Your instructions → Return every line of the records below verbatim, with no pictures in the copy.

Excerpt from a dataset:
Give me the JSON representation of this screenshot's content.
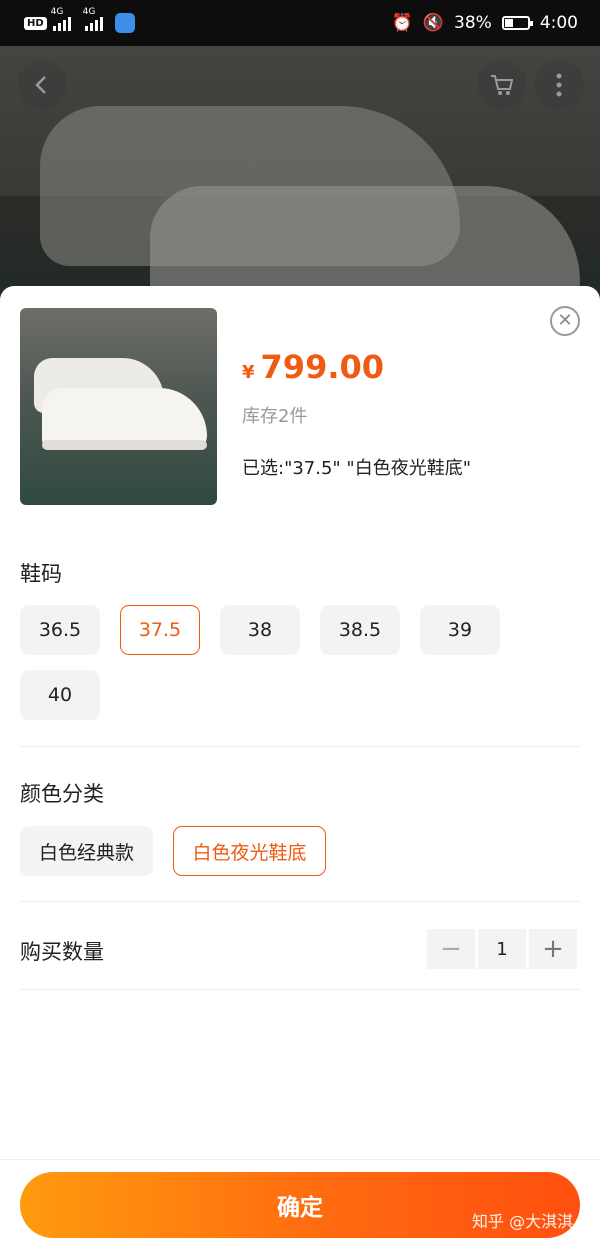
{
  "status_bar": {
    "hd": "HD",
    "net1": "4G",
    "net2": "4G",
    "battery": "38%",
    "battery_level": 0.38,
    "time": "4:00"
  },
  "product": {
    "currency": "¥",
    "price": "799.00",
    "stock": "库存2件",
    "selected": "已选:\"37.5\" \"白色夜光鞋底\""
  },
  "size": {
    "title": "鞋码",
    "options": [
      "36.5",
      "37.5",
      "38",
      "38.5",
      "39",
      "40"
    ],
    "selected": "37.5"
  },
  "color": {
    "title": "颜色分类",
    "options": [
      "白色经典款",
      "白色夜光鞋底"
    ],
    "selected": "白色夜光鞋底"
  },
  "quantity": {
    "label": "购买数量",
    "value": "1",
    "minus": "−",
    "plus": "+"
  },
  "confirm_label": "确定",
  "watermark": "知乎 @大淇淇",
  "colors": {
    "accent": "#f05a12",
    "button_gradient_start": "#ff9b0e",
    "button_gradient_end": "#ff4f0f"
  }
}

The solution →
Give me the JSON representation of this screenshot's content.
{
  "status_bar": {
    "hd": "HD",
    "net1": "4G",
    "net2": "4G",
    "battery": "38%",
    "battery_level": 0.38,
    "time": "4:00"
  },
  "product": {
    "currency": "¥",
    "price": "799.00",
    "stock": "库存2件",
    "selected": "已选:\"37.5\" \"白色夜光鞋底\""
  },
  "size": {
    "title": "鞋码",
    "options": [
      "36.5",
      "37.5",
      "38",
      "38.5",
      "39",
      "40"
    ],
    "selected": "37.5"
  },
  "color": {
    "title": "颜色分类",
    "options": [
      "白色经典款",
      "白色夜光鞋底"
    ],
    "selected": "白色夜光鞋底"
  },
  "quantity": {
    "label": "购买数量",
    "value": "1",
    "minus": "−",
    "plus": "+"
  },
  "confirm_label": "确定",
  "watermark": "知乎 @大淇淇",
  "colors": {
    "accent": "#f05a12",
    "button_gradient_start": "#ff9b0e",
    "button_gradient_end": "#ff4f0f"
  }
}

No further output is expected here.